━━━ Supplied data

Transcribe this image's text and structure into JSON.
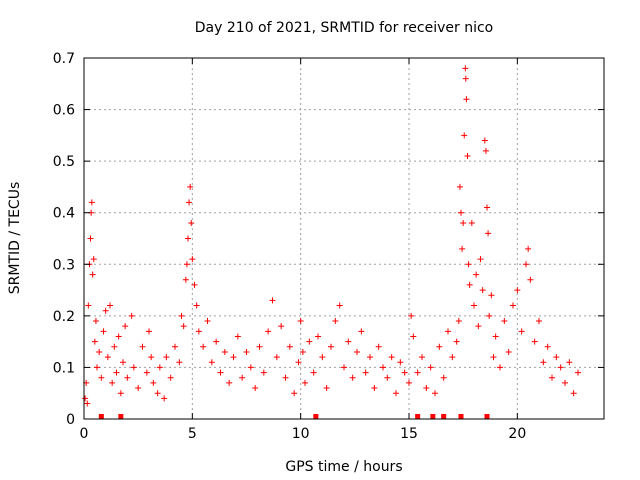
{
  "chart_data": {
    "type": "scatter",
    "title": "Day 210 of 2021, SRMTID for receiver nico",
    "xlabel": "GPS time / hours",
    "ylabel": "SRMTID / TECUs",
    "xlim": [
      0,
      24
    ],
    "ylim": [
      0,
      0.7
    ],
    "x_ticks": [
      0,
      5,
      10,
      15,
      20
    ],
    "x_tick_labels": [
      "0",
      "5",
      "10",
      "15",
      "20"
    ],
    "y_ticks": [
      0,
      0.1,
      0.2,
      0.3,
      0.4,
      0.5,
      0.6,
      0.7
    ],
    "y_tick_labels": [
      "0",
      "0.1",
      "0.2",
      "0.3",
      "0.4",
      "0.5",
      "0.6",
      "0.7"
    ],
    "grid": true,
    "marker": "+",
    "series_color": "#ff0000",
    "series": [
      {
        "name": "SRMTID",
        "points": [
          [
            0.05,
            0.04
          ],
          [
            0.1,
            0.07
          ],
          [
            0.15,
            0.03
          ],
          [
            0.2,
            0.22
          ],
          [
            0.25,
            0.3
          ],
          [
            0.3,
            0.35
          ],
          [
            0.33,
            0.4
          ],
          [
            0.36,
            0.42
          ],
          [
            0.4,
            0.28
          ],
          [
            0.45,
            0.31
          ],
          [
            0.5,
            0.15
          ],
          [
            0.55,
            0.19
          ],
          [
            0.6,
            0.1
          ],
          [
            0.7,
            0.13
          ],
          [
            0.8,
            0.08
          ],
          [
            0.9,
            0.17
          ],
          [
            1.0,
            0.21
          ],
          [
            1.1,
            0.12
          ],
          [
            1.2,
            0.22
          ],
          [
            1.3,
            0.07
          ],
          [
            1.4,
            0.14
          ],
          [
            1.5,
            0.09
          ],
          [
            1.6,
            0.16
          ],
          [
            1.7,
            0.05
          ],
          [
            1.8,
            0.11
          ],
          [
            1.9,
            0.18
          ],
          [
            2.0,
            0.08
          ],
          [
            2.2,
            0.2
          ],
          [
            2.3,
            0.1
          ],
          [
            2.5,
            0.06
          ],
          [
            2.7,
            0.14
          ],
          [
            2.9,
            0.09
          ],
          [
            3.0,
            0.17
          ],
          [
            3.1,
            0.12
          ],
          [
            3.2,
            0.07
          ],
          [
            3.4,
            0.05
          ],
          [
            3.5,
            0.1
          ],
          [
            3.7,
            0.04
          ],
          [
            3.8,
            0.12
          ],
          [
            4.0,
            0.08
          ],
          [
            4.2,
            0.14
          ],
          [
            4.4,
            0.11
          ],
          [
            4.5,
            0.2
          ],
          [
            4.6,
            0.18
          ],
          [
            4.7,
            0.27
          ],
          [
            4.75,
            0.3
          ],
          [
            4.8,
            0.35
          ],
          [
            4.85,
            0.42
          ],
          [
            4.9,
            0.45
          ],
          [
            4.95,
            0.38
          ],
          [
            5.0,
            0.31
          ],
          [
            5.1,
            0.26
          ],
          [
            5.2,
            0.22
          ],
          [
            5.3,
            0.17
          ],
          [
            5.5,
            0.14
          ],
          [
            5.7,
            0.19
          ],
          [
            5.9,
            0.11
          ],
          [
            6.1,
            0.15
          ],
          [
            6.3,
            0.09
          ],
          [
            6.5,
            0.13
          ],
          [
            6.7,
            0.07
          ],
          [
            6.9,
            0.12
          ],
          [
            7.1,
            0.16
          ],
          [
            7.3,
            0.08
          ],
          [
            7.5,
            0.13
          ],
          [
            7.7,
            0.1
          ],
          [
            7.9,
            0.06
          ],
          [
            8.1,
            0.14
          ],
          [
            8.3,
            0.09
          ],
          [
            8.5,
            0.17
          ],
          [
            8.7,
            0.23
          ],
          [
            8.9,
            0.12
          ],
          [
            9.1,
            0.18
          ],
          [
            9.3,
            0.08
          ],
          [
            9.5,
            0.14
          ],
          [
            9.7,
            0.05
          ],
          [
            9.9,
            0.11
          ],
          [
            10.0,
            0.19
          ],
          [
            10.1,
            0.13
          ],
          [
            10.2,
            0.07
          ],
          [
            10.4,
            0.15
          ],
          [
            10.6,
            0.09
          ],
          [
            10.8,
            0.16
          ],
          [
            11.0,
            0.12
          ],
          [
            11.2,
            0.06
          ],
          [
            11.4,
            0.14
          ],
          [
            11.6,
            0.19
          ],
          [
            11.8,
            0.22
          ],
          [
            12.0,
            0.1
          ],
          [
            12.2,
            0.15
          ],
          [
            12.4,
            0.08
          ],
          [
            12.6,
            0.13
          ],
          [
            12.8,
            0.17
          ],
          [
            13.0,
            0.09
          ],
          [
            13.2,
            0.12
          ],
          [
            13.4,
            0.06
          ],
          [
            13.6,
            0.14
          ],
          [
            13.8,
            0.1
          ],
          [
            14.0,
            0.08
          ],
          [
            14.2,
            0.12
          ],
          [
            14.4,
            0.05
          ],
          [
            14.6,
            0.11
          ],
          [
            14.8,
            0.09
          ],
          [
            15.0,
            0.07
          ],
          [
            15.1,
            0.2
          ],
          [
            15.2,
            0.16
          ],
          [
            15.4,
            0.09
          ],
          [
            15.6,
            0.12
          ],
          [
            15.8,
            0.06
          ],
          [
            16.0,
            0.1
          ],
          [
            16.2,
            0.05
          ],
          [
            16.4,
            0.14
          ],
          [
            16.6,
            0.08
          ],
          [
            16.8,
            0.17
          ],
          [
            17.0,
            0.12
          ],
          [
            17.2,
            0.15
          ],
          [
            17.3,
            0.19
          ],
          [
            17.35,
            0.45
          ],
          [
            17.4,
            0.4
          ],
          [
            17.45,
            0.33
          ],
          [
            17.5,
            0.38
          ],
          [
            17.55,
            0.55
          ],
          [
            17.6,
            0.68
          ],
          [
            17.62,
            0.66
          ],
          [
            17.65,
            0.62
          ],
          [
            17.7,
            0.51
          ],
          [
            17.75,
            0.3
          ],
          [
            17.8,
            0.26
          ],
          [
            17.9,
            0.38
          ],
          [
            18.0,
            0.22
          ],
          [
            18.1,
            0.28
          ],
          [
            18.2,
            0.18
          ],
          [
            18.3,
            0.31
          ],
          [
            18.4,
            0.25
          ],
          [
            18.5,
            0.54
          ],
          [
            18.55,
            0.52
          ],
          [
            18.6,
            0.41
          ],
          [
            18.65,
            0.36
          ],
          [
            18.7,
            0.2
          ],
          [
            18.8,
            0.24
          ],
          [
            18.9,
            0.12
          ],
          [
            19.0,
            0.16
          ],
          [
            19.2,
            0.1
          ],
          [
            19.4,
            0.19
          ],
          [
            19.6,
            0.13
          ],
          [
            19.8,
            0.22
          ],
          [
            20.0,
            0.25
          ],
          [
            20.2,
            0.17
          ],
          [
            20.4,
            0.3
          ],
          [
            20.5,
            0.33
          ],
          [
            20.6,
            0.27
          ],
          [
            20.8,
            0.15
          ],
          [
            21.0,
            0.19
          ],
          [
            21.2,
            0.11
          ],
          [
            21.4,
            0.14
          ],
          [
            21.6,
            0.08
          ],
          [
            21.8,
            0.12
          ],
          [
            22.0,
            0.1
          ],
          [
            22.2,
            0.07
          ],
          [
            22.4,
            0.11
          ],
          [
            22.6,
            0.05
          ],
          [
            22.8,
            0.09
          ]
        ]
      }
    ],
    "gap_markers_x": [
      0.8,
      1.7,
      10.7,
      15.4,
      16.1,
      16.6,
      17.4,
      18.6
    ]
  }
}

━━━━━━

Task objective: Copy the material shown above in full and exactly. Skip the pictures.

Complete output:
Transcribe this image's text and structure into JSON.
{
  "chart_data": {
    "type": "scatter",
    "title": "Day 210 of 2021, SRMTID for receiver nico",
    "xlabel": "GPS time / hours",
    "ylabel": "SRMTID / TECUs",
    "xlim": [
      0,
      24
    ],
    "ylim": [
      0,
      0.7
    ],
    "x_ticks": [
      0,
      5,
      10,
      15,
      20
    ],
    "x_tick_labels": [
      "0",
      "5",
      "10",
      "15",
      "20"
    ],
    "y_ticks": [
      0,
      0.1,
      0.2,
      0.3,
      0.4,
      0.5,
      0.6,
      0.7
    ],
    "y_tick_labels": [
      "0",
      "0.1",
      "0.2",
      "0.3",
      "0.4",
      "0.5",
      "0.6",
      "0.7"
    ],
    "grid": true,
    "marker": "+",
    "series_color": "#ff0000",
    "series": [
      {
        "name": "SRMTID",
        "points": [
          [
            0.05,
            0.04
          ],
          [
            0.1,
            0.07
          ],
          [
            0.15,
            0.03
          ],
          [
            0.2,
            0.22
          ],
          [
            0.25,
            0.3
          ],
          [
            0.3,
            0.35
          ],
          [
            0.33,
            0.4
          ],
          [
            0.36,
            0.42
          ],
          [
            0.4,
            0.28
          ],
          [
            0.45,
            0.31
          ],
          [
            0.5,
            0.15
          ],
          [
            0.55,
            0.19
          ],
          [
            0.6,
            0.1
          ],
          [
            0.7,
            0.13
          ],
          [
            0.8,
            0.08
          ],
          [
            0.9,
            0.17
          ],
          [
            1.0,
            0.21
          ],
          [
            1.1,
            0.12
          ],
          [
            1.2,
            0.22
          ],
          [
            1.3,
            0.07
          ],
          [
            1.4,
            0.14
          ],
          [
            1.5,
            0.09
          ],
          [
            1.6,
            0.16
          ],
          [
            1.7,
            0.05
          ],
          [
            1.8,
            0.11
          ],
          [
            1.9,
            0.18
          ],
          [
            2.0,
            0.08
          ],
          [
            2.2,
            0.2
          ],
          [
            2.3,
            0.1
          ],
          [
            2.5,
            0.06
          ],
          [
            2.7,
            0.14
          ],
          [
            2.9,
            0.09
          ],
          [
            3.0,
            0.17
          ],
          [
            3.1,
            0.12
          ],
          [
            3.2,
            0.07
          ],
          [
            3.4,
            0.05
          ],
          [
            3.5,
            0.1
          ],
          [
            3.7,
            0.04
          ],
          [
            3.8,
            0.12
          ],
          [
            4.0,
            0.08
          ],
          [
            4.2,
            0.14
          ],
          [
            4.4,
            0.11
          ],
          [
            4.5,
            0.2
          ],
          [
            4.6,
            0.18
          ],
          [
            4.7,
            0.27
          ],
          [
            4.75,
            0.3
          ],
          [
            4.8,
            0.35
          ],
          [
            4.85,
            0.42
          ],
          [
            4.9,
            0.45
          ],
          [
            4.95,
            0.38
          ],
          [
            5.0,
            0.31
          ],
          [
            5.1,
            0.26
          ],
          [
            5.2,
            0.22
          ],
          [
            5.3,
            0.17
          ],
          [
            5.5,
            0.14
          ],
          [
            5.7,
            0.19
          ],
          [
            5.9,
            0.11
          ],
          [
            6.1,
            0.15
          ],
          [
            6.3,
            0.09
          ],
          [
            6.5,
            0.13
          ],
          [
            6.7,
            0.07
          ],
          [
            6.9,
            0.12
          ],
          [
            7.1,
            0.16
          ],
          [
            7.3,
            0.08
          ],
          [
            7.5,
            0.13
          ],
          [
            7.7,
            0.1
          ],
          [
            7.9,
            0.06
          ],
          [
            8.1,
            0.14
          ],
          [
            8.3,
            0.09
          ],
          [
            8.5,
            0.17
          ],
          [
            8.7,
            0.23
          ],
          [
            8.9,
            0.12
          ],
          [
            9.1,
            0.18
          ],
          [
            9.3,
            0.08
          ],
          [
            9.5,
            0.14
          ],
          [
            9.7,
            0.05
          ],
          [
            9.9,
            0.11
          ],
          [
            10.0,
            0.19
          ],
          [
            10.1,
            0.13
          ],
          [
            10.2,
            0.07
          ],
          [
            10.4,
            0.15
          ],
          [
            10.6,
            0.09
          ],
          [
            10.8,
            0.16
          ],
          [
            11.0,
            0.12
          ],
          [
            11.2,
            0.06
          ],
          [
            11.4,
            0.14
          ],
          [
            11.6,
            0.19
          ],
          [
            11.8,
            0.22
          ],
          [
            12.0,
            0.1
          ],
          [
            12.2,
            0.15
          ],
          [
            12.4,
            0.08
          ],
          [
            12.6,
            0.13
          ],
          [
            12.8,
            0.17
          ],
          [
            13.0,
            0.09
          ],
          [
            13.2,
            0.12
          ],
          [
            13.4,
            0.06
          ],
          [
            13.6,
            0.14
          ],
          [
            13.8,
            0.1
          ],
          [
            14.0,
            0.08
          ],
          [
            14.2,
            0.12
          ],
          [
            14.4,
            0.05
          ],
          [
            14.6,
            0.11
          ],
          [
            14.8,
            0.09
          ],
          [
            15.0,
            0.07
          ],
          [
            15.1,
            0.2
          ],
          [
            15.2,
            0.16
          ],
          [
            15.4,
            0.09
          ],
          [
            15.6,
            0.12
          ],
          [
            15.8,
            0.06
          ],
          [
            16.0,
            0.1
          ],
          [
            16.2,
            0.05
          ],
          [
            16.4,
            0.14
          ],
          [
            16.6,
            0.08
          ],
          [
            16.8,
            0.17
          ],
          [
            17.0,
            0.12
          ],
          [
            17.2,
            0.15
          ],
          [
            17.3,
            0.19
          ],
          [
            17.35,
            0.45
          ],
          [
            17.4,
            0.4
          ],
          [
            17.45,
            0.33
          ],
          [
            17.5,
            0.38
          ],
          [
            17.55,
            0.55
          ],
          [
            17.6,
            0.68
          ],
          [
            17.62,
            0.66
          ],
          [
            17.65,
            0.62
          ],
          [
            17.7,
            0.51
          ],
          [
            17.75,
            0.3
          ],
          [
            17.8,
            0.26
          ],
          [
            17.9,
            0.38
          ],
          [
            18.0,
            0.22
          ],
          [
            18.1,
            0.28
          ],
          [
            18.2,
            0.18
          ],
          [
            18.3,
            0.31
          ],
          [
            18.4,
            0.25
          ],
          [
            18.5,
            0.54
          ],
          [
            18.55,
            0.52
          ],
          [
            18.6,
            0.41
          ],
          [
            18.65,
            0.36
          ],
          [
            18.7,
            0.2
          ],
          [
            18.8,
            0.24
          ],
          [
            18.9,
            0.12
          ],
          [
            19.0,
            0.16
          ],
          [
            19.2,
            0.1
          ],
          [
            19.4,
            0.19
          ],
          [
            19.6,
            0.13
          ],
          [
            19.8,
            0.22
          ],
          [
            20.0,
            0.25
          ],
          [
            20.2,
            0.17
          ],
          [
            20.4,
            0.3
          ],
          [
            20.5,
            0.33
          ],
          [
            20.6,
            0.27
          ],
          [
            20.8,
            0.15
          ],
          [
            21.0,
            0.19
          ],
          [
            21.2,
            0.11
          ],
          [
            21.4,
            0.14
          ],
          [
            21.6,
            0.08
          ],
          [
            21.8,
            0.12
          ],
          [
            22.0,
            0.1
          ],
          [
            22.2,
            0.07
          ],
          [
            22.4,
            0.11
          ],
          [
            22.6,
            0.05
          ],
          [
            22.8,
            0.09
          ]
        ]
      }
    ],
    "gap_markers_x": [
      0.8,
      1.7,
      10.7,
      15.4,
      16.1,
      16.6,
      17.4,
      18.6
    ]
  }
}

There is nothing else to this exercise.